───── RECORDS FOR THIS EXERCISE
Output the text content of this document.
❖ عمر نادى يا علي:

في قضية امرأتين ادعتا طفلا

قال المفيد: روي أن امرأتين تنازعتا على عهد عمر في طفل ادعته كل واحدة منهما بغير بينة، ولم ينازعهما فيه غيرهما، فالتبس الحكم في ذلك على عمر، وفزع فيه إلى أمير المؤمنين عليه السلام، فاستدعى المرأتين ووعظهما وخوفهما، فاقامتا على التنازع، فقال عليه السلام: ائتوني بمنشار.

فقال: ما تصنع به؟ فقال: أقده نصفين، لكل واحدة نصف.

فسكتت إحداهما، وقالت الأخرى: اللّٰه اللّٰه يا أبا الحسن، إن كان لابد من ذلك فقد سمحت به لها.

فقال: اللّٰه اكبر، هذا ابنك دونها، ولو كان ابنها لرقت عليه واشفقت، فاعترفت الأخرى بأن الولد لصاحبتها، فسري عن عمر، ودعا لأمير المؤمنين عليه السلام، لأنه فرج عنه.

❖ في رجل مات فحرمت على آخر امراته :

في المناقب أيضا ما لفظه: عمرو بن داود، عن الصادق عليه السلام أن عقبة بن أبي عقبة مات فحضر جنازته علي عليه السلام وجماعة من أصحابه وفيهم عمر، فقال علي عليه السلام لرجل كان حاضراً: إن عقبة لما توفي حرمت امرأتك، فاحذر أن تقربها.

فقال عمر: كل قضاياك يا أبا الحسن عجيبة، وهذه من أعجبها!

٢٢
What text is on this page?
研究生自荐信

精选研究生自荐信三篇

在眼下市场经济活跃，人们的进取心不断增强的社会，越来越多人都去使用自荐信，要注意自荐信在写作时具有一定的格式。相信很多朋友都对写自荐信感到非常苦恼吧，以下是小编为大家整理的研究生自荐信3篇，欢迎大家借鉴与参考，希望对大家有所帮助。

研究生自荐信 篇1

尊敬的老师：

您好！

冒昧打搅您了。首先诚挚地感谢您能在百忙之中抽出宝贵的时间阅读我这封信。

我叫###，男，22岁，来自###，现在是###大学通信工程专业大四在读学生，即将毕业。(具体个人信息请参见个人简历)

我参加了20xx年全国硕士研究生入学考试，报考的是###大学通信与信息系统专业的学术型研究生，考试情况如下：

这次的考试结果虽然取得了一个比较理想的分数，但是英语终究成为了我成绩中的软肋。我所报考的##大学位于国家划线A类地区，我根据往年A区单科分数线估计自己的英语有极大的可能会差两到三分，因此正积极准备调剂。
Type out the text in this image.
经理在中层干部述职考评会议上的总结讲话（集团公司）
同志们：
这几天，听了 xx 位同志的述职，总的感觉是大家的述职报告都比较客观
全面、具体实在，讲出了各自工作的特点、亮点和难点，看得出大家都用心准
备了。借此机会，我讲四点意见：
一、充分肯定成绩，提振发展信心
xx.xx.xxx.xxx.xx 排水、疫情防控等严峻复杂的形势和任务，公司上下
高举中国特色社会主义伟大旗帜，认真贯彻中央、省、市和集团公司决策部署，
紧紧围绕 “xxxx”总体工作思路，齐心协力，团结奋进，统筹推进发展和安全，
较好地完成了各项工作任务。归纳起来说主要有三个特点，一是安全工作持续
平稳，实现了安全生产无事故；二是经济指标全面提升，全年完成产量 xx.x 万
──────────
> **STATED TASK**: Tally up the lines holding the word "الأخرى" in the data above, and answer with that figure only.

> **ANSWER TO THE TASK**: 2